• [PROBLEM DESCRIPTION]: Where a line contains the word "Generating", copy that line.

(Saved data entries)
★ ★ ★ ★ ★

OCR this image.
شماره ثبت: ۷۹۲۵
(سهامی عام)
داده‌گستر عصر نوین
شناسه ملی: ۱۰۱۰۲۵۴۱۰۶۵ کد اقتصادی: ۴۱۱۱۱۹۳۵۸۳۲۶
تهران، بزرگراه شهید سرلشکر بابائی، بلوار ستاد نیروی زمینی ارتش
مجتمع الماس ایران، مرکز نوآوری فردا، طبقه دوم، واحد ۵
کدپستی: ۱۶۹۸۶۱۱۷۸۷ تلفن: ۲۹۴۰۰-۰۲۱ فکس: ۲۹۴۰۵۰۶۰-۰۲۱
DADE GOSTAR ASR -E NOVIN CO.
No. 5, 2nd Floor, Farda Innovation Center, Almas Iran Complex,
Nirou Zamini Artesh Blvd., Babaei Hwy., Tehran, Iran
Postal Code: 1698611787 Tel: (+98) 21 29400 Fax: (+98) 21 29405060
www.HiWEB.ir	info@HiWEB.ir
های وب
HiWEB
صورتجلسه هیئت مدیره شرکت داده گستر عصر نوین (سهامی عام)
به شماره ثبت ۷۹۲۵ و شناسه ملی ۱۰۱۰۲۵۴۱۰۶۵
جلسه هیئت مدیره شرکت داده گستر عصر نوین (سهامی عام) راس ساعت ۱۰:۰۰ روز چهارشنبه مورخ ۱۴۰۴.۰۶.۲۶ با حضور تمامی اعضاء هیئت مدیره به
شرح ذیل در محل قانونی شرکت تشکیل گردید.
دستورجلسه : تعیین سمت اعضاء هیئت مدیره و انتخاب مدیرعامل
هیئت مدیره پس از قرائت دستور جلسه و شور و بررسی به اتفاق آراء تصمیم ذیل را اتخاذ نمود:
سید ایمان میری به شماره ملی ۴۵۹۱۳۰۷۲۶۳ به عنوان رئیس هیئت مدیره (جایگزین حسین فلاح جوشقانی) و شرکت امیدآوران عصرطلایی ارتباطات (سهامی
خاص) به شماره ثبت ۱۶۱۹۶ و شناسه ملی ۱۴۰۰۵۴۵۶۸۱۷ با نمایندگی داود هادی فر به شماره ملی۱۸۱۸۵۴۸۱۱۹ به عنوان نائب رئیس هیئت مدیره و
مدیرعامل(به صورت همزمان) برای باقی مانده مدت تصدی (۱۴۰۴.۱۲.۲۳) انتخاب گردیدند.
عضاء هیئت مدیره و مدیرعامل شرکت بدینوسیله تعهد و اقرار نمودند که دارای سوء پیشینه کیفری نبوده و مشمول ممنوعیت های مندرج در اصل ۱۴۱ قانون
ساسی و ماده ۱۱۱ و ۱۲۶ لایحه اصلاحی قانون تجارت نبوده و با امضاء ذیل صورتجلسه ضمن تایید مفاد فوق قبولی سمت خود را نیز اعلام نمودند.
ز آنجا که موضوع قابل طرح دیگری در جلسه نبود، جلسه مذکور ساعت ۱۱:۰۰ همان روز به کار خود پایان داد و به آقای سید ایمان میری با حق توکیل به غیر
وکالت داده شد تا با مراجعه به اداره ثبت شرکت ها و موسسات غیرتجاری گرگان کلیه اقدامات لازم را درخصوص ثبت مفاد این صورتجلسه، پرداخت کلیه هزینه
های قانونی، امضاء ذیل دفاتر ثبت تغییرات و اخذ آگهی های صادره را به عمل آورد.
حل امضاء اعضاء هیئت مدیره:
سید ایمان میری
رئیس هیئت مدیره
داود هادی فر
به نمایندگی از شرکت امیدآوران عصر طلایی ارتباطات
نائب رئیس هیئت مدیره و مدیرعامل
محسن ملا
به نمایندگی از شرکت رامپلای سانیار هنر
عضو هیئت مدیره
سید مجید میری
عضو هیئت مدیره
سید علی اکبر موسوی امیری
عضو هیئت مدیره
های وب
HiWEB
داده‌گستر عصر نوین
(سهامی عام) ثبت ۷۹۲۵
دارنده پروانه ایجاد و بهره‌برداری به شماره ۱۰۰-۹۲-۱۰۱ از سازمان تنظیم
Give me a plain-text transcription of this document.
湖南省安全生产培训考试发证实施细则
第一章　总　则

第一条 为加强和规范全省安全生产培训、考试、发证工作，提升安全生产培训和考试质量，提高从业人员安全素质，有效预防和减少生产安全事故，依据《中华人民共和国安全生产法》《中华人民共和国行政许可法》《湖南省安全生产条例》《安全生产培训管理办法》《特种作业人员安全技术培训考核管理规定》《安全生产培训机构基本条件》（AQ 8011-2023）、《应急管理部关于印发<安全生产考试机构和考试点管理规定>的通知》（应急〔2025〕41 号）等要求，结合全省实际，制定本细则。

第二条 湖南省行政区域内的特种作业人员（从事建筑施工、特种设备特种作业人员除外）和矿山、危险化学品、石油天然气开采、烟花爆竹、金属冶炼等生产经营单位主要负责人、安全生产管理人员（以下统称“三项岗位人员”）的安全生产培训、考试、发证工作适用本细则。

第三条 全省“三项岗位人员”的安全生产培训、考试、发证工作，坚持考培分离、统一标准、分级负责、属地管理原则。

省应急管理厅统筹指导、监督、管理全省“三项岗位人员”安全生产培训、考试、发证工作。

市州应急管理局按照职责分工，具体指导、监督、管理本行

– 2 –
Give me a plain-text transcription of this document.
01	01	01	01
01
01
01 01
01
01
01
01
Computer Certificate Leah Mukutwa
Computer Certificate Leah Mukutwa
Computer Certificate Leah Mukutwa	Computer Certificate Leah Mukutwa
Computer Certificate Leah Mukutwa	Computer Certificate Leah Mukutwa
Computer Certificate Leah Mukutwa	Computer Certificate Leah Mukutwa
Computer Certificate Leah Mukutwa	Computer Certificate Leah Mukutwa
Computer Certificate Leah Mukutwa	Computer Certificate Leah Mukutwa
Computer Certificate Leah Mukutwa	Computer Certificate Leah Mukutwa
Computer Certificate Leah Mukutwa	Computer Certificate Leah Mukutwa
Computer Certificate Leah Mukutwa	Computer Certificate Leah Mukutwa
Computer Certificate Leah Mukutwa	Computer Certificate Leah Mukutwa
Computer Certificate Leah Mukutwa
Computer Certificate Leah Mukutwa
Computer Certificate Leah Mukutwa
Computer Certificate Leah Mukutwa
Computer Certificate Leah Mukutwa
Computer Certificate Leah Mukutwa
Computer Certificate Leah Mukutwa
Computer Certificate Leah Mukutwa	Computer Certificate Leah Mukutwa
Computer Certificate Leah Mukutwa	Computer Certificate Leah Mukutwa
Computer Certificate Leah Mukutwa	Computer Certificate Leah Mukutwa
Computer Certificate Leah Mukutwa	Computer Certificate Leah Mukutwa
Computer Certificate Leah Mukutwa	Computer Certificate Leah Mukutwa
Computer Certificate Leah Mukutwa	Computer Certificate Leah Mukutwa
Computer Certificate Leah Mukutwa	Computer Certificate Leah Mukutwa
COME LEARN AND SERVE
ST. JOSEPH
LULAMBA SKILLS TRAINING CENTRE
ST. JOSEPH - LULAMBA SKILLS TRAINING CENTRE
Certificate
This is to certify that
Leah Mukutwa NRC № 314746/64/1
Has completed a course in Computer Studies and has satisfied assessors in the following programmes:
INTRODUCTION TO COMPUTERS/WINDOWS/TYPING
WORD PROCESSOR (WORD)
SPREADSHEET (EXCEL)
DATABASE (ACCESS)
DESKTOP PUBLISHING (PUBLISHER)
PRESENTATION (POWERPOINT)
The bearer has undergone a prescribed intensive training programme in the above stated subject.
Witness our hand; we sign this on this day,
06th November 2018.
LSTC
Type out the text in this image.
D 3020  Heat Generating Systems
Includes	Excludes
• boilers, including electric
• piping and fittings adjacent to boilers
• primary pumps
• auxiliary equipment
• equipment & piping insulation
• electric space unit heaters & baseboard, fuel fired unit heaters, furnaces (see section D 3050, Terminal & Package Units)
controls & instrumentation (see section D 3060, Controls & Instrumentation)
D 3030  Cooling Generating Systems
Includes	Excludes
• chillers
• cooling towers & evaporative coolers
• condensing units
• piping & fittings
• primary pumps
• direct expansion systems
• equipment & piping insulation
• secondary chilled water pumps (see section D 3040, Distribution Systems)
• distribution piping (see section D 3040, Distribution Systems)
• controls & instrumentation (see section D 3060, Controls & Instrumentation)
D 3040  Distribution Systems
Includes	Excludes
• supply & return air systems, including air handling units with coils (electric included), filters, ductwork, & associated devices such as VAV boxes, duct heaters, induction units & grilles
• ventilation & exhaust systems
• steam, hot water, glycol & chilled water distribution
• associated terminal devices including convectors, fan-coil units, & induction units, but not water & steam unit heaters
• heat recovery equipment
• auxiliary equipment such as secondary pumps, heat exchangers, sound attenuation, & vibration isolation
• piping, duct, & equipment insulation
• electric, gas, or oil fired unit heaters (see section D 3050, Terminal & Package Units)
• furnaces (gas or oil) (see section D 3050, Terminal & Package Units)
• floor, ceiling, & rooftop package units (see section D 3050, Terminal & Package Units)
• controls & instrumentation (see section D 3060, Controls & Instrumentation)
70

★ ★ ★ ★ ★

• [THE RESULT]:
D 3020  Heat Generating Systems
D 3030  Cooling Generating Systems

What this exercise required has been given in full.